[Data entries]
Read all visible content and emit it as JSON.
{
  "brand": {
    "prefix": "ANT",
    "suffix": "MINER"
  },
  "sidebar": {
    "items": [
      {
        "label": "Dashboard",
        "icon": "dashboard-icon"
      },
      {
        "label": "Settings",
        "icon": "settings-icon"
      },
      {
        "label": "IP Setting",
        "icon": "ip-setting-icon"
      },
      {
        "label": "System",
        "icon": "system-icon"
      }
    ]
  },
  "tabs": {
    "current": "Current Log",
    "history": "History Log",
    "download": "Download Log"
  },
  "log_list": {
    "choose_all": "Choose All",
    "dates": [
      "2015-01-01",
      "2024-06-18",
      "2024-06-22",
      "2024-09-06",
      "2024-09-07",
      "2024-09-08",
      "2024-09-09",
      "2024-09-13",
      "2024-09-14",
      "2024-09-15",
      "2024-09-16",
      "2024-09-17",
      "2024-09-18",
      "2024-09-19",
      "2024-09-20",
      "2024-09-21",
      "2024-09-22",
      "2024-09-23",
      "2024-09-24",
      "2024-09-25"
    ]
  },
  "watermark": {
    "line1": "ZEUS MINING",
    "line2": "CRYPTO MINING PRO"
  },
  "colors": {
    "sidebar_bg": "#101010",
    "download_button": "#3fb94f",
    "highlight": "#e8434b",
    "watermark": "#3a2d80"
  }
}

### [What to work on]
Reproduce every entry shown above, precisely as it stands.

### [Completed task]
Read all visible content and emit it as JSON.
{
  "brand": {
    "prefix": "ANT",
    "suffix": "MINER"
  },
  "sidebar": {
    "items": [
      {
        "label": "Dashboard",
        "icon": "dashboard-icon"
      },
      {
        "label": "Settings",
        "icon": "settings-icon"
      },
      {
        "label": "IP Setting",
        "icon": "ip-setting-icon"
      },
      {
        "label": "System",
        "icon": "system-icon"
      }
    ]
  },
  "tabs": {
    "current": "Current Log",
    "history": "History Log",
    "download": "Download Log"
  },
  "log_list": {
    "choose_all": "Choose All",
    "dates": [
      "2015-01-01",
      "2024-06-18",
      "2024-06-22",
      "2024-09-06",
      "2024-09-07",
      "2024-09-08",
      "2024-09-09",
      "2024-09-13",
      "2024-09-14",
      "2024-09-15",
      "2024-09-16",
      "2024-09-17",
      "2024-09-18",
      "2024-09-19",
      "2024-09-20",
      "2024-09-21",
      "2024-09-22",
      "2024-09-23",
      "2024-09-24",
      "2024-09-25"
    ]
  },
  "watermark": {
    "line1": "ZEUS MINING",
    "line2": "CRYPTO MINING PRO"
  },
  "colors": {
    "sidebar_bg": "#101010",
    "download_button": "#3fb94f",
    "highlight": "#e8434b",
    "watermark": "#3a2d80"
  }
}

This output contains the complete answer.